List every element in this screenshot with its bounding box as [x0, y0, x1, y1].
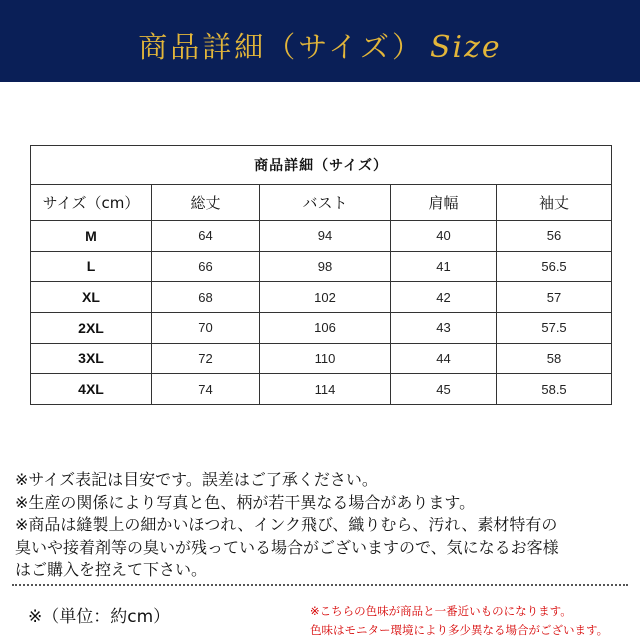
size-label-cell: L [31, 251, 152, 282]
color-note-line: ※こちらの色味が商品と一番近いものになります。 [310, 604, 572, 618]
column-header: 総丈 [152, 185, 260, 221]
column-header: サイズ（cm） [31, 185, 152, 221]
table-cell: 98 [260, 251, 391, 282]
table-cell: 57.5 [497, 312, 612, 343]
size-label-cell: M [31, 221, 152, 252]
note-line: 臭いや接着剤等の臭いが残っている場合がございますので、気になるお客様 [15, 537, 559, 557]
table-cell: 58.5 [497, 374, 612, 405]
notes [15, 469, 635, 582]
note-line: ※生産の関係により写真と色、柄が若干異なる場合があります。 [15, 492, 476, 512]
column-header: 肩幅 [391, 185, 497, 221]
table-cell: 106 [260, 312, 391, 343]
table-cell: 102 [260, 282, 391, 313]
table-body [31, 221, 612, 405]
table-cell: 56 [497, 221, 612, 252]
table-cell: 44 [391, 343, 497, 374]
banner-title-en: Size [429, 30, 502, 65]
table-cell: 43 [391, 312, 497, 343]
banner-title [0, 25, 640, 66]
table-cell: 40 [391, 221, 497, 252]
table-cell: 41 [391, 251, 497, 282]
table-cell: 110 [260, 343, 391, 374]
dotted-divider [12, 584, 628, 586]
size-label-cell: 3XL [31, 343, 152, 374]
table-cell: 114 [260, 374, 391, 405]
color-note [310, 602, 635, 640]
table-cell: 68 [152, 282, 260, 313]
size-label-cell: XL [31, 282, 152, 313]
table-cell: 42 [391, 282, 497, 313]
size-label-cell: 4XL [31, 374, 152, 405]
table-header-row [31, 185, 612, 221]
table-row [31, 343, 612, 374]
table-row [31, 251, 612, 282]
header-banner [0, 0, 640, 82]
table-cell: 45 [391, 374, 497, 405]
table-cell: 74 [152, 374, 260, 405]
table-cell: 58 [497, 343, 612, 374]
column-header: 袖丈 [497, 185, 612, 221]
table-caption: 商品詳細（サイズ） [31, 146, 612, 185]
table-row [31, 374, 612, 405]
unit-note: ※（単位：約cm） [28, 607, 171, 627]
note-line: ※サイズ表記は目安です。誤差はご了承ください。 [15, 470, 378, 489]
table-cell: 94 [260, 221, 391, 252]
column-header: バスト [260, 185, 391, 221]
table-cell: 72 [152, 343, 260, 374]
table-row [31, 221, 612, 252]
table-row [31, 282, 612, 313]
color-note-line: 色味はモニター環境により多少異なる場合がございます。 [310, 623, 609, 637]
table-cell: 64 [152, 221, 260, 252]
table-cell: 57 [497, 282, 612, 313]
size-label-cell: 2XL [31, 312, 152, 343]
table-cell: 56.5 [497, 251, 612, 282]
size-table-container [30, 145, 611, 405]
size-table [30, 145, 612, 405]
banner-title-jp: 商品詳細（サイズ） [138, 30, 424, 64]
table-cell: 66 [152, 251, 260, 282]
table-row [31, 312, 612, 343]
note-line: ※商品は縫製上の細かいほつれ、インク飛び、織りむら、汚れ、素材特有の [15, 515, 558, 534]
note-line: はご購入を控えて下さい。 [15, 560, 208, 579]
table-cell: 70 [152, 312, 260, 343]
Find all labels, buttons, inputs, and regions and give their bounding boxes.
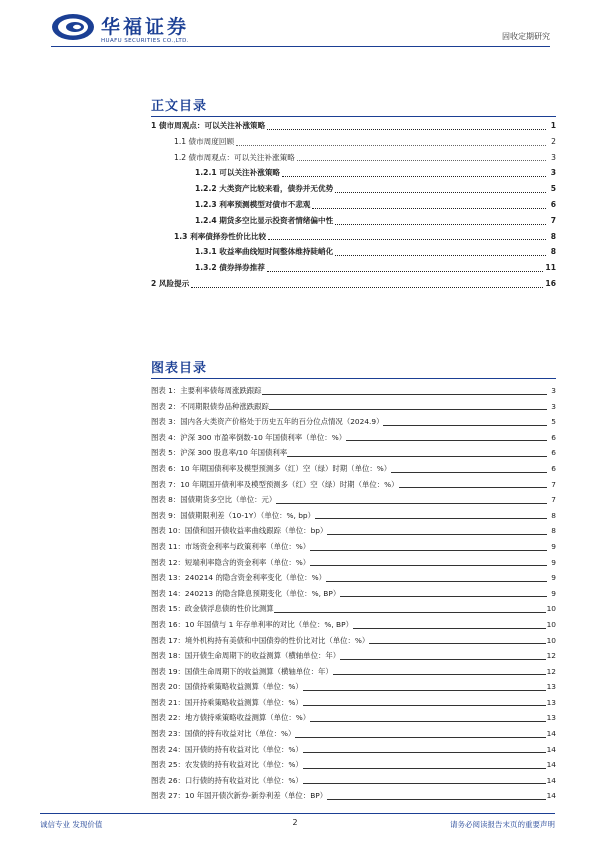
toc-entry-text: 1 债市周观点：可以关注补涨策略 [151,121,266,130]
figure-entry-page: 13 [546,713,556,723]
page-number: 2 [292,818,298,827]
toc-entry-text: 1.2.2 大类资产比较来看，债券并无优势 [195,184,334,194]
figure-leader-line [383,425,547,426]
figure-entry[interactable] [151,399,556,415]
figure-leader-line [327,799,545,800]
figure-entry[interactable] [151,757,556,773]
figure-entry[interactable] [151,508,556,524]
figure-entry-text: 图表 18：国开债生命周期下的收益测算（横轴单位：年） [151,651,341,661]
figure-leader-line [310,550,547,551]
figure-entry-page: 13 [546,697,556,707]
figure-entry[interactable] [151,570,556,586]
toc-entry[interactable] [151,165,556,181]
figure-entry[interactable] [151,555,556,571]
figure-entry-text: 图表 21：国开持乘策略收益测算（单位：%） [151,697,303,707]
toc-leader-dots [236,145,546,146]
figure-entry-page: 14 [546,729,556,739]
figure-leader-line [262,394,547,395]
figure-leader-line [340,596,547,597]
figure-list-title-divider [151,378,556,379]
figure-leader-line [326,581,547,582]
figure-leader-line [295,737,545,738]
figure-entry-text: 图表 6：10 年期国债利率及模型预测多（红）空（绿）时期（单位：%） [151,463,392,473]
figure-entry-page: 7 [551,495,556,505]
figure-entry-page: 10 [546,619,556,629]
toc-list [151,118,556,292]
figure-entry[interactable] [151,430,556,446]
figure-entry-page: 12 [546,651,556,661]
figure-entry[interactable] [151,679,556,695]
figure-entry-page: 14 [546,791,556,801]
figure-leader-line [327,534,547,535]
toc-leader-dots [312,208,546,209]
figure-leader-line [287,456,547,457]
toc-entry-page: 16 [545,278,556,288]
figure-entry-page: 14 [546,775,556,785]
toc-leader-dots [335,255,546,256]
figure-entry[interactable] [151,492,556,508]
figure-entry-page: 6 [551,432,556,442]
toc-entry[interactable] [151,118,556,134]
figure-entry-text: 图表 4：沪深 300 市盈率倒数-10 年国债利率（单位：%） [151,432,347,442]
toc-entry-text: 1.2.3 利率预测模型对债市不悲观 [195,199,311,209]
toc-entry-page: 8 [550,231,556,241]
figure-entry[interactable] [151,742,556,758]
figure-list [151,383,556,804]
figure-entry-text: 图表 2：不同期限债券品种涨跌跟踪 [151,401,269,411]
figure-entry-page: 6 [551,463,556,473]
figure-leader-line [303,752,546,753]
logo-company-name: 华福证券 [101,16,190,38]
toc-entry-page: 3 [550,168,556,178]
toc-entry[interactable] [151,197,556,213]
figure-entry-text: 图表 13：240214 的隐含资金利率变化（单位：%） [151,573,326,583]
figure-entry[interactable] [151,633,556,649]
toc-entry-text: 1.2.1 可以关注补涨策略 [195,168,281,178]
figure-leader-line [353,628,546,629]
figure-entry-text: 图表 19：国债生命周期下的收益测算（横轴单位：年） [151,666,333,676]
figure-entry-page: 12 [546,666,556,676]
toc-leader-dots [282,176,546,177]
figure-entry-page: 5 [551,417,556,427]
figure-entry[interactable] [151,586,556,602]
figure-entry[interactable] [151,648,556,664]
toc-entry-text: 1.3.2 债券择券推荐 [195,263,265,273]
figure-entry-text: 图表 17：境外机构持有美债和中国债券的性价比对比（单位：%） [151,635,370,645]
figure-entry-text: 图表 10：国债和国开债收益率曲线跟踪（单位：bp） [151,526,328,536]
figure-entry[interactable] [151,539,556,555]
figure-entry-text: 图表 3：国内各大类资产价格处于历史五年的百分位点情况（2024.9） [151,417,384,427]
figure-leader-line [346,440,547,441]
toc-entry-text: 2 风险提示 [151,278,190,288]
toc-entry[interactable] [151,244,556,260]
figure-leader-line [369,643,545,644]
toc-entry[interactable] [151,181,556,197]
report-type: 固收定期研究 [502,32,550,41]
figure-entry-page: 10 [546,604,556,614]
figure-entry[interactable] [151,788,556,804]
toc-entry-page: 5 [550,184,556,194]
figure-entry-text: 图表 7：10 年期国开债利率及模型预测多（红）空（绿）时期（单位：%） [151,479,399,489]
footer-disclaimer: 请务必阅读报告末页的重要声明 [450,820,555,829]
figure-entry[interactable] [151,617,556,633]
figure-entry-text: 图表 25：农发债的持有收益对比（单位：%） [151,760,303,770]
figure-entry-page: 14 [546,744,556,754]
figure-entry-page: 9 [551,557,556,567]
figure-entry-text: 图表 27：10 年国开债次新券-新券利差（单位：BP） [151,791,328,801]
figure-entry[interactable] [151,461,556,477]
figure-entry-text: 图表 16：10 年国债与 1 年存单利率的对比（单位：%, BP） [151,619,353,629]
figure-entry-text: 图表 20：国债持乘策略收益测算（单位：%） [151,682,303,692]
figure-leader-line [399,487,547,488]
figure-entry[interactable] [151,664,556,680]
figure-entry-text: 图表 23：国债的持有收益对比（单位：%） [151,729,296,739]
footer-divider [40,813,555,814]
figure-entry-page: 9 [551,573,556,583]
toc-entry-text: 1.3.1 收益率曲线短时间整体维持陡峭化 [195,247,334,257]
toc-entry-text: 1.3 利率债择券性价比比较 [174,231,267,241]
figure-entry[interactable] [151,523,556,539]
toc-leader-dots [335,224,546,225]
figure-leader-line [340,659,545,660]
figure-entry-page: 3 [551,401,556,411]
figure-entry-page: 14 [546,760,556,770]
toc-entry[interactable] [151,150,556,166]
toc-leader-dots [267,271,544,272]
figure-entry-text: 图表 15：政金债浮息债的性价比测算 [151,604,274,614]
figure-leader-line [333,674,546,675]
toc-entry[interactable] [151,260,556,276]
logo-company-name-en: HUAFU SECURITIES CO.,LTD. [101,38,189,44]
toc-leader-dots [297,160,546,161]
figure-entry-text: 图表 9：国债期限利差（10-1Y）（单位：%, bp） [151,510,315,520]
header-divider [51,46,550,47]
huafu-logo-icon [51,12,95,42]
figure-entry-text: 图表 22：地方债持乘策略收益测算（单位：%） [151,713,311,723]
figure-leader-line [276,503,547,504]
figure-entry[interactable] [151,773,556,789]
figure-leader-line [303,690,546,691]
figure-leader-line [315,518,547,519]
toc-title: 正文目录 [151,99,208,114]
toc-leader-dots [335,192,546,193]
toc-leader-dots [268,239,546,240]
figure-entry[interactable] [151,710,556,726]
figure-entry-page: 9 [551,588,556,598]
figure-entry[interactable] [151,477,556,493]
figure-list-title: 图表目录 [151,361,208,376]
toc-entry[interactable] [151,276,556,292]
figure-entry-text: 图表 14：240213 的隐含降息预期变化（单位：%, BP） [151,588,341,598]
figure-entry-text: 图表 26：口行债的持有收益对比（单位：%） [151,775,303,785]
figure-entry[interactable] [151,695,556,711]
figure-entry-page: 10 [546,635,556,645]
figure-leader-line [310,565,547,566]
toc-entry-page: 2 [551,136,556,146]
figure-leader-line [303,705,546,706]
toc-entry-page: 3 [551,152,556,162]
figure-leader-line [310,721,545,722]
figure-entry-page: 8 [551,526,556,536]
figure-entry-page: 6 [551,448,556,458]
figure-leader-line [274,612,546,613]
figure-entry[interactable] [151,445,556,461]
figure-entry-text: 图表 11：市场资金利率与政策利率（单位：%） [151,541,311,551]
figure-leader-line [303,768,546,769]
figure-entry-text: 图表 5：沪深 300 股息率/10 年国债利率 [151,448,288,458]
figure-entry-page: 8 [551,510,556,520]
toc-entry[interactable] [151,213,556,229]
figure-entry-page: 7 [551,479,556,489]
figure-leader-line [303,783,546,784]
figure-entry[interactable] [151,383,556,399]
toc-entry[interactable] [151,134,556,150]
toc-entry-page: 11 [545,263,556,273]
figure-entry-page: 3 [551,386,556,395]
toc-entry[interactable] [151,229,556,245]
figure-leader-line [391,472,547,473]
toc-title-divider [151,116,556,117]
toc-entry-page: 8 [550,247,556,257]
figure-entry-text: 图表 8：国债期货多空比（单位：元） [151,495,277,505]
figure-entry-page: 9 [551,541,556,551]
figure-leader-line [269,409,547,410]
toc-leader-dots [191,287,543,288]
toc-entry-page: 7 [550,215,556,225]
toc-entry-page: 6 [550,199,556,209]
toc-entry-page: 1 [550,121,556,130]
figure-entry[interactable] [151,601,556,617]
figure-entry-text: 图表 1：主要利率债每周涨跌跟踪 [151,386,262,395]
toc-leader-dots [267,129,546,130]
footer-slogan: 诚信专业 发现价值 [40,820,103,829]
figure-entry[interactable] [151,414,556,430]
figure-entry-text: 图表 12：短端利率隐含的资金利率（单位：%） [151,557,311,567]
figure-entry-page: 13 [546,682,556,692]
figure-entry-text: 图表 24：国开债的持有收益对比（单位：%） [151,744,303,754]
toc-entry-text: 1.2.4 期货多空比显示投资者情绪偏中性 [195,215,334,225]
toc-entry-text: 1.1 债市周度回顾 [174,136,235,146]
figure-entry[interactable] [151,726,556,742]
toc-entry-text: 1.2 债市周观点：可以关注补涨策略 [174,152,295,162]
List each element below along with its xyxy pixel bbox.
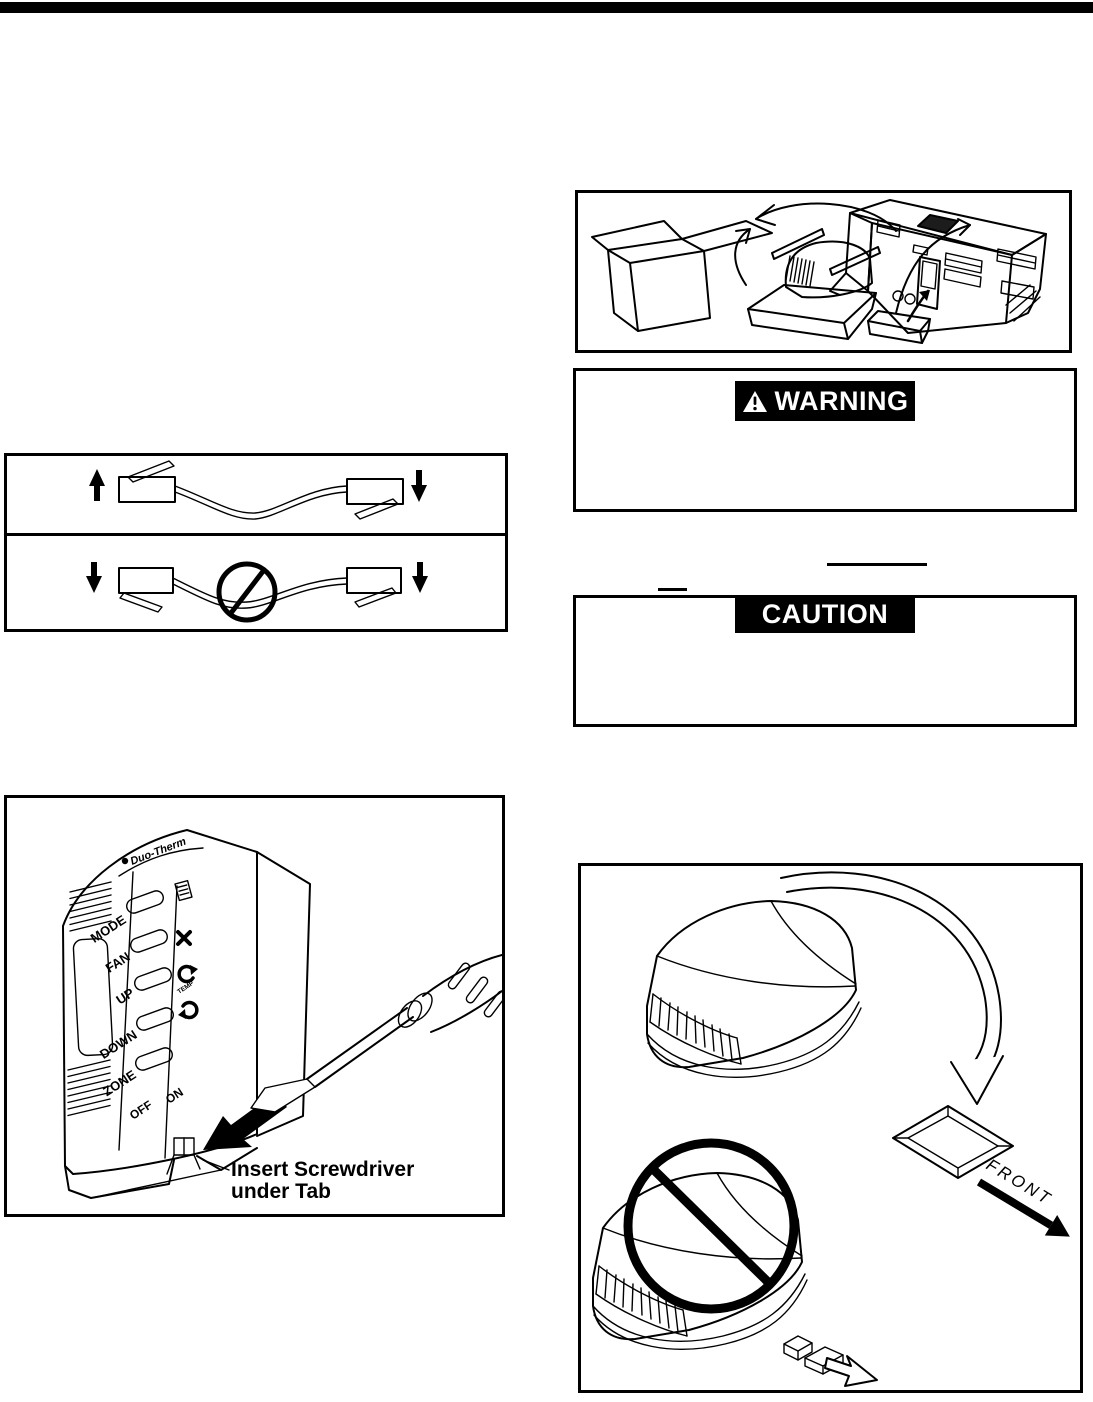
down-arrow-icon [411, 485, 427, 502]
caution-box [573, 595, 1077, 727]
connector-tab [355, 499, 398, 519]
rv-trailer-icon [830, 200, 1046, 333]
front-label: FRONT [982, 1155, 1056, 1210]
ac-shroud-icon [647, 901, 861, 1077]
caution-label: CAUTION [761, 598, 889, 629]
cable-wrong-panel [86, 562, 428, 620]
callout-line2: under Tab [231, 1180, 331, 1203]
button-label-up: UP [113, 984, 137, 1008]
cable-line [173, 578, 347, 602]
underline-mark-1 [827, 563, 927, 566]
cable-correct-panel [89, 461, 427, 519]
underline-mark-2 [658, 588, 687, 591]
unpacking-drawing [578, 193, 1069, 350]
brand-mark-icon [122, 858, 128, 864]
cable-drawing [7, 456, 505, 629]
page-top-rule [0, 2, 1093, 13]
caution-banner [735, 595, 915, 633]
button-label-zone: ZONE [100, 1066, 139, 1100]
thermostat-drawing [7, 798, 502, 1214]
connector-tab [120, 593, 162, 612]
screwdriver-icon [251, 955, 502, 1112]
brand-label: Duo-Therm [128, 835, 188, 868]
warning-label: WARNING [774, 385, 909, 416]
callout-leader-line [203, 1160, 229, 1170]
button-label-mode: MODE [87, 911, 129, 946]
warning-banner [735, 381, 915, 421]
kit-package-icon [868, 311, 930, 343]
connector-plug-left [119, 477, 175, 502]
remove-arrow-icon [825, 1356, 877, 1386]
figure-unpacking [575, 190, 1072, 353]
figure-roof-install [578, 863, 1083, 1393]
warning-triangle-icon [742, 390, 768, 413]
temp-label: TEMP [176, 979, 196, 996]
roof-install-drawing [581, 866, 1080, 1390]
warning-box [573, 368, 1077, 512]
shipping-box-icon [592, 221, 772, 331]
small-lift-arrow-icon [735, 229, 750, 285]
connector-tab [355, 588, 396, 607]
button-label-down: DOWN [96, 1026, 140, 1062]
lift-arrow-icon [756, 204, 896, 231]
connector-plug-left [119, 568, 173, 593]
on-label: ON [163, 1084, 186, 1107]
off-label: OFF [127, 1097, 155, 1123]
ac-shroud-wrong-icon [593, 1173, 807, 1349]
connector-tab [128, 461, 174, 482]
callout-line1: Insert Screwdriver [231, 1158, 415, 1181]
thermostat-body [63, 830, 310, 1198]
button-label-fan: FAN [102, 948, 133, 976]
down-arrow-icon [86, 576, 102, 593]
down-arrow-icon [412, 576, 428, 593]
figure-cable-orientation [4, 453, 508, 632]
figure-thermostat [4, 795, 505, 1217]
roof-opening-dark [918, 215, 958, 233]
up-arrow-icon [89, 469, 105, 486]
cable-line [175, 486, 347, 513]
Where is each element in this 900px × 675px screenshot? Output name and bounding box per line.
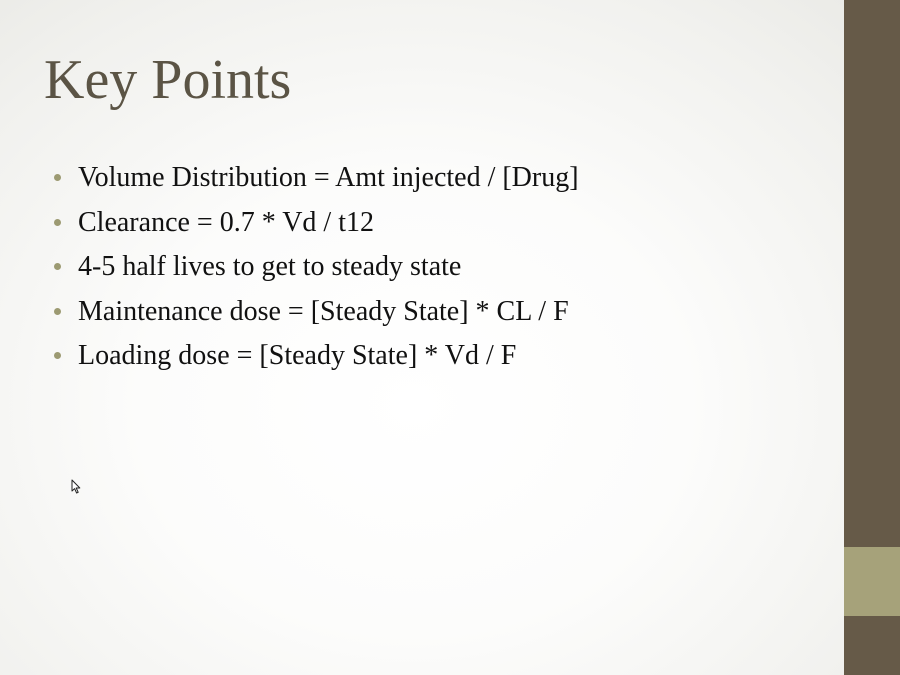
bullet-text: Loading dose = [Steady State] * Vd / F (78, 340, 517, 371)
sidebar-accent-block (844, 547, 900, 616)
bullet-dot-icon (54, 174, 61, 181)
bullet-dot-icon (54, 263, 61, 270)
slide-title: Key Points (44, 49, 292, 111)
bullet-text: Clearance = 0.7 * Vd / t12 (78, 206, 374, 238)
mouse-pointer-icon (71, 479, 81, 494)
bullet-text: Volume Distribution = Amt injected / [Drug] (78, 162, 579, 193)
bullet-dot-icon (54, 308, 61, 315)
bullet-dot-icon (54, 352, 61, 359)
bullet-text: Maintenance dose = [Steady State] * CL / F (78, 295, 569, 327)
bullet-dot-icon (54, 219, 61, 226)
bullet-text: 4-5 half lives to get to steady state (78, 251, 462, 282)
============
[YOUR TASK] Update the material starting at the line containing "bullet-text: Loading dose" and ending at the end of the material, replacing "bullet-dot-icon" with "bullet-marker-icon" and leaving everything else unchanged.

[COMPLETED EXERCISE]
bullet-text: Loading dose = [Steady State] * Vd / F (78, 340, 517, 371)
sidebar-accent-block (844, 547, 900, 616)
bullet-marker-icon (54, 174, 61, 181)
bullet-marker-icon (54, 263, 61, 270)
slide-title: Key Points (44, 49, 292, 111)
bullet-text: Clearance = 0.7 * Vd / t12 (78, 206, 374, 238)
mouse-pointer-icon (71, 479, 81, 494)
bullet-text: Volume Distribution = Amt injected / [Drug] (78, 162, 579, 193)
bullet-marker-icon (54, 308, 61, 315)
bullet-marker-icon (54, 352, 61, 359)
bullet-text: Maintenance dose = [Steady State] * CL / F (78, 295, 569, 327)
bullet-marker-icon (54, 219, 61, 226)
bullet-text: 4-5 half lives to get to steady state (78, 251, 462, 282)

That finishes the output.